*Request*. Go through the listing and copy each line with the string "splatnosti".

########################################

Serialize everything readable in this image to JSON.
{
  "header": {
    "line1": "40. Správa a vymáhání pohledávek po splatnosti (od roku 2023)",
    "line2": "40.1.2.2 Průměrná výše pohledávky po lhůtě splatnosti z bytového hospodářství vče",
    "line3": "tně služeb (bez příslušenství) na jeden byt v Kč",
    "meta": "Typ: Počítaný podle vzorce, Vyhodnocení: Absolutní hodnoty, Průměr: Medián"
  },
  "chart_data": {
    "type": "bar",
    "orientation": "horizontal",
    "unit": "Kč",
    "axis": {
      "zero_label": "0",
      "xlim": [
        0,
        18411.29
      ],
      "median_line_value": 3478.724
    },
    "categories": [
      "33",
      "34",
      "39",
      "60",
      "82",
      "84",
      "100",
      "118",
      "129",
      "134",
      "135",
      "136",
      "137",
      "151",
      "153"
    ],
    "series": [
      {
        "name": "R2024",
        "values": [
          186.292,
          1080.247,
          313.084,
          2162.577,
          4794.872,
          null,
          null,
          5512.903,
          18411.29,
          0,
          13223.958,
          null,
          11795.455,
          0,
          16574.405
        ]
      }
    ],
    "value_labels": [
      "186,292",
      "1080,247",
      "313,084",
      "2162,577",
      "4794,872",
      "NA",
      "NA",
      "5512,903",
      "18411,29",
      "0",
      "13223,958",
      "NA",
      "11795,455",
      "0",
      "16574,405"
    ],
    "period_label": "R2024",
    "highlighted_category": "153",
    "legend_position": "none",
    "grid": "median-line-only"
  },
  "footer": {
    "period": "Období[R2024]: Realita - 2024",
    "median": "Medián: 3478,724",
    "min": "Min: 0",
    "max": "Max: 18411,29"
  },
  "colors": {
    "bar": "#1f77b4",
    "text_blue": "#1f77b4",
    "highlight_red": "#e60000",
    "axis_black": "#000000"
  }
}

########################################

*Answer to this exercise*.
    "line1": "40. Správa a vymáhání pohledávek po splatnosti (od roku 2023)",
    "line2": "40.1.2.2 Průměrná výše pohledávky po lhůtě splatnosti z bytového hospodářství vče",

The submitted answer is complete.